PROBLEM TO WORK ON> Copy every line in the records below that contains the word "clause".

INPUT ROWS>
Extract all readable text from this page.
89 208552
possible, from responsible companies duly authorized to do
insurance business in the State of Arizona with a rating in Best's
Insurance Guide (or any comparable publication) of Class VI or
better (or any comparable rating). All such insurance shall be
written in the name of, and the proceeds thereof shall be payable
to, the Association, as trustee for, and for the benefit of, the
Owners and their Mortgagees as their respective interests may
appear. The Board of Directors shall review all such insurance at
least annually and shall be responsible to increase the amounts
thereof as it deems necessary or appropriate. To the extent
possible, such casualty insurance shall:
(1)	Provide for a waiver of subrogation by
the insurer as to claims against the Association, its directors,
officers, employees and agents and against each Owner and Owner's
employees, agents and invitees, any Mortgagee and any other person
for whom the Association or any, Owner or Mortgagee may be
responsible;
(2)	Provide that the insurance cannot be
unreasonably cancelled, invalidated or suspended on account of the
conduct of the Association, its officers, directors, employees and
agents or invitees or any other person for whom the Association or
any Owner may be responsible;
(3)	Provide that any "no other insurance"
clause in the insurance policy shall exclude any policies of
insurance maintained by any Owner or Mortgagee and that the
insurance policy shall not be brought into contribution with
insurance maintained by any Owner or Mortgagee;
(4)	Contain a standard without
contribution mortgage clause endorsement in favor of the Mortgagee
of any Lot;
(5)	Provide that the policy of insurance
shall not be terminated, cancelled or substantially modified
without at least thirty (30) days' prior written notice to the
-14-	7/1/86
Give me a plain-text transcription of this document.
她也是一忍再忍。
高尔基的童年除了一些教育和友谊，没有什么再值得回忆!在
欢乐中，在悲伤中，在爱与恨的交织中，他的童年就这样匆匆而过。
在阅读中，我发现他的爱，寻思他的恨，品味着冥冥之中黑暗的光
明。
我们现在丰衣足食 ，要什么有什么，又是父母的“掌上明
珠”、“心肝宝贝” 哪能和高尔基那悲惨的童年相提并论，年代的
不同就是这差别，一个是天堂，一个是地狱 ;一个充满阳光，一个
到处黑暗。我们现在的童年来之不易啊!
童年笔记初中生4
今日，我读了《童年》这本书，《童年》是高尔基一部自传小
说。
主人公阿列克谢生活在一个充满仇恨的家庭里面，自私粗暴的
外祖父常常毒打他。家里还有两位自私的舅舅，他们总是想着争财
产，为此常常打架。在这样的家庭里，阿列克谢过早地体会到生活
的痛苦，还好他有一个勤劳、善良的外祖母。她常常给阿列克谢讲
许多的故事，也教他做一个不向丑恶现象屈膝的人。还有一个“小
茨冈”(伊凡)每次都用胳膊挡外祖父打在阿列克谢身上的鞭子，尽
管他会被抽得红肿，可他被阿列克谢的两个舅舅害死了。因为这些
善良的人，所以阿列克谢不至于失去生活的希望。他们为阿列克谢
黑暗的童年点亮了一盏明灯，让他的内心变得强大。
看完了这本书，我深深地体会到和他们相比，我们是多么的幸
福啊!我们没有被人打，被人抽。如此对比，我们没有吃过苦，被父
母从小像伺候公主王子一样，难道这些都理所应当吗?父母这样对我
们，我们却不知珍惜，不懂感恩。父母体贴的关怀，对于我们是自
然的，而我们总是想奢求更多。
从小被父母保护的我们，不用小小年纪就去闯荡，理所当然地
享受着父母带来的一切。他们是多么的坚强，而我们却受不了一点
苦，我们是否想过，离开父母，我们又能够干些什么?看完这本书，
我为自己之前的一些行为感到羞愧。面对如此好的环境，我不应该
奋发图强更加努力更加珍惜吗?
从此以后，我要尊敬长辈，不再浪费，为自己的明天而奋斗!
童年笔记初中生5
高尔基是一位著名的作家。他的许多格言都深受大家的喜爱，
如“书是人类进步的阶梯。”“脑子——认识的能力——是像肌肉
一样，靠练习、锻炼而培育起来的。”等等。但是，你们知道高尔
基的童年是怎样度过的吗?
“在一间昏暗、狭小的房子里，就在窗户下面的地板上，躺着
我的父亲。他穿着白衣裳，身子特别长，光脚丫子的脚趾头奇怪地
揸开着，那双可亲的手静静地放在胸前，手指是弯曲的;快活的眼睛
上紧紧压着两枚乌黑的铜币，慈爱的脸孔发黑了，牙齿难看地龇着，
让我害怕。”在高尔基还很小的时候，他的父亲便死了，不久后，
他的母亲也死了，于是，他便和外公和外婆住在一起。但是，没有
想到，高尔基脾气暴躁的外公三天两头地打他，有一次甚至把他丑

RESULT>
clause in the insurance policy shall exclude any policies of
contribution mortgage clause endorsement in favor of the Mortgagee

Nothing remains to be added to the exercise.